▶ [Stored entries]:
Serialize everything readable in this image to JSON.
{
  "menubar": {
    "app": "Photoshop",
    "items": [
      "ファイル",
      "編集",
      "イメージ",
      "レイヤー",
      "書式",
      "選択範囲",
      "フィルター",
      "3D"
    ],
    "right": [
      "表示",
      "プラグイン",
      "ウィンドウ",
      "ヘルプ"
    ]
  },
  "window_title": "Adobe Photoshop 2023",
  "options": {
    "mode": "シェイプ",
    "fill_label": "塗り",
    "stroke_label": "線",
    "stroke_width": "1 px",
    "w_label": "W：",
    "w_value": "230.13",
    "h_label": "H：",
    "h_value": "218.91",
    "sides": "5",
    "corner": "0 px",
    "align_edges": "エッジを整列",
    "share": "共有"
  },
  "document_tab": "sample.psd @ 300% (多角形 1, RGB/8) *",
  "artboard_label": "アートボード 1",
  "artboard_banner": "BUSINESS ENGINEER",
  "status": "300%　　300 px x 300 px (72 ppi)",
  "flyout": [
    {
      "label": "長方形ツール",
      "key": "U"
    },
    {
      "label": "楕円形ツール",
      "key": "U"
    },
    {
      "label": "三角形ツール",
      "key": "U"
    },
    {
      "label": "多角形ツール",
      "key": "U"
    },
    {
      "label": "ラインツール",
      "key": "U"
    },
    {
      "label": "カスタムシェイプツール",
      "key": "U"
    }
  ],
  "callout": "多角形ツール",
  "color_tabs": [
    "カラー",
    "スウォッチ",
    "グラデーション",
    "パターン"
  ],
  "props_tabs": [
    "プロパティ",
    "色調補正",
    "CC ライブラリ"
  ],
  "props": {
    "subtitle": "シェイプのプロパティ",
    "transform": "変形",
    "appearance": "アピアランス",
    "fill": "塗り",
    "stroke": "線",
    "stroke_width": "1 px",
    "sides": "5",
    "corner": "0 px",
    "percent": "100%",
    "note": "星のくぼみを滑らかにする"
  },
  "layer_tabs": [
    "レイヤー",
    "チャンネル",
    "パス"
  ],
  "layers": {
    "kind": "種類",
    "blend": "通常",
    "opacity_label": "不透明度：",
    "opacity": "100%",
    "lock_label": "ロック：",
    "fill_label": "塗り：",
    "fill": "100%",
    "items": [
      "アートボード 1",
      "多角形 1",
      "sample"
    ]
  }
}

▶ [WHAT TO PRODUCE]:
Pick out the lines that have the word "sample". Copy them all.

▶ [COMPLETE RESPONSE]:
  "document_tab": "sample.psd @ 300% (多角形 1, RGB/8) *",
      "sample"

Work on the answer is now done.